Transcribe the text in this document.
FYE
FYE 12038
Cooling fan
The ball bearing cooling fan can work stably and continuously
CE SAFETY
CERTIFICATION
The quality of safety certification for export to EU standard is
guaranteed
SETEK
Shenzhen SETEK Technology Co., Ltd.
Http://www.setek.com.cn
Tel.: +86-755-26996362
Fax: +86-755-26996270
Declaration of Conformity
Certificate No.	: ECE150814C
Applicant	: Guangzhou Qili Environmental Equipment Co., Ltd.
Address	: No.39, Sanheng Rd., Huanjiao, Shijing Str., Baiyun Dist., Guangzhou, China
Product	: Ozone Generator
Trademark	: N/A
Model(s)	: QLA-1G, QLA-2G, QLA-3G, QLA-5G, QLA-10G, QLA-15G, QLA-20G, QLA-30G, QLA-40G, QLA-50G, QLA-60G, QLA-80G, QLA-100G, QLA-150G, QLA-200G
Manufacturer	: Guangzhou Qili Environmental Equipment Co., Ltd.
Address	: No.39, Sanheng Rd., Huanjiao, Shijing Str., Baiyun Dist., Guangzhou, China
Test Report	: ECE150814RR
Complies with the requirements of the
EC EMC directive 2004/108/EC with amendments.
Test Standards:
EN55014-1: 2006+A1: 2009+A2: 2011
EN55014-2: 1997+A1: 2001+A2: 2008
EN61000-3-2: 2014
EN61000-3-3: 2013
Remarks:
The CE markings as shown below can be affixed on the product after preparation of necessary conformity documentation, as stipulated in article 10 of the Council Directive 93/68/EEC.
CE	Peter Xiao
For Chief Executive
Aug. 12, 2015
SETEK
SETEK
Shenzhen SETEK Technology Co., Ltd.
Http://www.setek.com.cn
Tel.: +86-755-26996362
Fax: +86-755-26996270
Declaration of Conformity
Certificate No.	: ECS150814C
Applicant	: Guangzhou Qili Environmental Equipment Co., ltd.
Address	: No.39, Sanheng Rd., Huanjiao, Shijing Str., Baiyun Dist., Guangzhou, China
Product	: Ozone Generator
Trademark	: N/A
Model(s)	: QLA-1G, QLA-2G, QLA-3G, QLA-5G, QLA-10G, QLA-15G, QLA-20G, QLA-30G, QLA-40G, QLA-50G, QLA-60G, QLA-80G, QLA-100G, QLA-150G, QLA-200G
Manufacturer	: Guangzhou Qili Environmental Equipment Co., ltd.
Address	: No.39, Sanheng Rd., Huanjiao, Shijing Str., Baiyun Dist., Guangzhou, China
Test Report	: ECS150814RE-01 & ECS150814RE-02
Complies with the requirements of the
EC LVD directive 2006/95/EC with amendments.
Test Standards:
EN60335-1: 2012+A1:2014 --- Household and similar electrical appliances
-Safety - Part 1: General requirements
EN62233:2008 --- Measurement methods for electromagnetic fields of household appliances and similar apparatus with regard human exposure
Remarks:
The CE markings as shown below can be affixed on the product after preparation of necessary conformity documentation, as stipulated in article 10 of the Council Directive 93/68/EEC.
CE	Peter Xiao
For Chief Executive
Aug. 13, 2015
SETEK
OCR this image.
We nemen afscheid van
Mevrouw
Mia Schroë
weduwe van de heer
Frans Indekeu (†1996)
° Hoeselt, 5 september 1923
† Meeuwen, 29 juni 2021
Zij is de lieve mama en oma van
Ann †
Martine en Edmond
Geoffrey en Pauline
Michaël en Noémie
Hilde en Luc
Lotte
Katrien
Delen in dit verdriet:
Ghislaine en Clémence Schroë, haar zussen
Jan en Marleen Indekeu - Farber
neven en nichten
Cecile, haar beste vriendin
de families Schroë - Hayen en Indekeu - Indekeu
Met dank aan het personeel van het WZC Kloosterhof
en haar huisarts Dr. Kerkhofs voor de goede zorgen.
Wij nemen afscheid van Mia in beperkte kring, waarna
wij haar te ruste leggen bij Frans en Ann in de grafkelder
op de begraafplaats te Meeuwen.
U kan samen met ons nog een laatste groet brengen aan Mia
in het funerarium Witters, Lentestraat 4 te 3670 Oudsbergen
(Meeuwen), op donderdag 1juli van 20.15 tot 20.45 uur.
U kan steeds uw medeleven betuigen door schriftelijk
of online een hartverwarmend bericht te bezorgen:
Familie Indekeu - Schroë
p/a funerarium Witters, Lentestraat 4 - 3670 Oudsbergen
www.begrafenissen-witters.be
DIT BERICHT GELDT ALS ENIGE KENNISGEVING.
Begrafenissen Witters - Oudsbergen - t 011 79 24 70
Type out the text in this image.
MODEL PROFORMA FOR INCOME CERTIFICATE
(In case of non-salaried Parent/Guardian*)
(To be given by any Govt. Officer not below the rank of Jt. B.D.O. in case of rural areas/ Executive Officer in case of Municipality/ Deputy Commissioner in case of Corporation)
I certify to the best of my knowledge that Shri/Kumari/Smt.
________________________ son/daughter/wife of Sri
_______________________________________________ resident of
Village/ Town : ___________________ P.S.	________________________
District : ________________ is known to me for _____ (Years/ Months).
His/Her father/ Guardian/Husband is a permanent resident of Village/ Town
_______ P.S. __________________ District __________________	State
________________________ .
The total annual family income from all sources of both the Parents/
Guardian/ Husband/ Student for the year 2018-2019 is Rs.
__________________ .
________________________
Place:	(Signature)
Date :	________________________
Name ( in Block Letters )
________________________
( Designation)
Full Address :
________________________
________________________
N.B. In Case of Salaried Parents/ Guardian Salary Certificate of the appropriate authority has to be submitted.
══════
▸ EXERCISE OBJECTIVE: Reproduce the entire listing word for word.

▸ CORRECT OUTPUT:
Transcribe the text in this document.
FYE
FYE 12038
Cooling fan
The ball bearing cooling fan can work stably and continuously
CE SAFETY
CERTIFICATION
The quality of safety certification for export to EU standard is
guaranteed
SETEK
Shenzhen SETEK Technology Co., Ltd.
Http://www.setek.com.cn
Tel.: +86-755-26996362
Fax: +86-755-26996270
Declaration of Conformity
Certificate No.	: ECE150814C
Applicant	: Guangzhou Qili Environmental Equipment Co., Ltd.
Address	: No.39, Sanheng Rd., Huanjiao, Shijing Str., Baiyun Dist., Guangzhou, China
Product	: Ozone Generator
Trademark	: N/A
Model(s)	: QLA-1G, QLA-2G, QLA-3G, QLA-5G, QLA-10G, QLA-15G, QLA-20G, QLA-30G, QLA-40G, QLA-50G, QLA-60G, QLA-80G, QLA-100G, QLA-150G, QLA-200G
Manufacturer	: Guangzhou Qili Environmental Equipment Co., Ltd.
Address	: No.39, Sanheng Rd., Huanjiao, Shijing Str., Baiyun Dist., Guangzhou, China
Test Report	: ECE150814RR
Complies with the requirements of the
EC EMC directive 2004/108/EC with amendments.
Test Standards:
EN55014-1: 2006+A1: 2009+A2: 2011
EN55014-2: 1997+A1: 2001+A2: 2008
EN61000-3-2: 2014
EN61000-3-3: 2013
Remarks:
The CE markings as shown below can be affixed on the product after preparation of necessary conformity documentation, as stipulated in article 10 of the Council Directive 93/68/EEC.
CE	Peter Xiao
For Chief Executive
Aug. 12, 2015
SETEK
SETEK
Shenzhen SETEK Technology Co., Ltd.
Http://www.setek.com.cn
Tel.: +86-755-26996362
Fax: +86-755-26996270
Declaration of Conformity
Certificate No.	: ECS150814C
Applicant	: Guangzhou Qili Environmental Equipment Co., ltd.
Address	: No.39, Sanheng Rd., Huanjiao, Shijing Str., Baiyun Dist., Guangzhou, China
Product	: Ozone Generator
Trademark	: N/A
Model(s)	: QLA-1G, QLA-2G, QLA-3G, QLA-5G, QLA-10G, QLA-15G, QLA-20G, QLA-30G, QLA-40G, QLA-50G, QLA-60G, QLA-80G, QLA-100G, QLA-150G, QLA-200G
Manufacturer	: Guangzhou Qili Environmental Equipment Co., ltd.
Address	: No.39, Sanheng Rd., Huanjiao, Shijing Str., Baiyun Dist., Guangzhou, China
Test Report	: ECS150814RE-01 & ECS150814RE-02
Complies with the requirements of the
EC LVD directive 2006/95/EC with amendments.
Test Standards:
EN60335-1: 2012+A1:2014 --- Household and similar electrical appliances
-Safety - Part 1: General requirements
EN62233:2008 --- Measurement methods for electromagnetic fields of household appliances and similar apparatus with regard human exposure
Remarks:
The CE markings as shown below can be affixed on the product after preparation of necessary conformity documentation, as stipulated in article 10 of the Council Directive 93/68/EEC.
CE	Peter Xiao
For Chief Executive
Aug. 13, 2015
SETEK
OCR this image.
We nemen afscheid van
Mevrouw
Mia Schroë
weduwe van de heer
Frans Indekeu (†1996)
° Hoeselt, 5 september 1923
† Meeuwen, 29 juni 2021
Zij is de lieve mama en oma van
Ann †
Martine en Edmond
Geoffrey en Pauline
Michaël en Noémie
Hilde en Luc
Lotte
Katrien
Delen in dit verdriet:
Ghislaine en Clémence Schroë, haar zussen
Jan en Marleen Indekeu - Farber
neven en nichten
Cecile, haar beste vriendin
de families Schroë - Hayen en Indekeu - Indekeu
Met dank aan het personeel van het WZC Kloosterhof
en haar huisarts Dr. Kerkhofs voor de goede zorgen.
Wij nemen afscheid van Mia in beperkte kring, waarna
wij haar te ruste leggen bij Frans en Ann in de grafkelder
op de begraafplaats te Meeuwen.
U kan samen met ons nog een laatste groet brengen aan Mia
in het funerarium Witters, Lentestraat 4 te 3670 Oudsbergen
(Meeuwen), op donderdag 1juli van 20.15 tot 20.45 uur.
U kan steeds uw medeleven betuigen door schriftelijk
of online een hartverwarmend bericht te bezorgen:
Familie Indekeu - Schroë
p/a funerarium Witters, Lentestraat 4 - 3670 Oudsbergen
www.begrafenissen-witters.be
DIT BERICHT GELDT ALS ENIGE KENNISGEVING.
Begrafenissen Witters - Oudsbergen - t 011 79 24 70
Type out the text in this image.
MODEL PROFORMA FOR INCOME CERTIFICATE
(In case of non-salaried Parent/Guardian*)
(To be given by any Govt. Officer not below the rank of Jt. B.D.O. in case of rural areas/ Executive Officer in case of Municipality/ Deputy Commissioner in case of Corporation)
I certify to the best of my knowledge that Shri/Kumari/Smt.
________________________ son/daughter/wife of Sri
_______________________________________________ resident of
Village/ Town : ___________________ P.S.	________________________
District : ________________ is known to me for _____ (Years/ Months).
His/Her father/ Guardian/Husband is a permanent resident of Village/ Town
_______ P.S. __________________ District __________________	State
________________________ .
The total annual family income from all sources of both the Parents/
Guardian/ Husband/ Student for the year 2018-2019 is Rs.
__________________ .
________________________
Place:	(Signature)
Date :	________________________
Name ( in Block Letters )
________________________
( Designation)
Full Address :
________________________
________________________
N.B. In Case of Salaried Parents/ Guardian Salary Certificate of the appropriate authority has to be submitted.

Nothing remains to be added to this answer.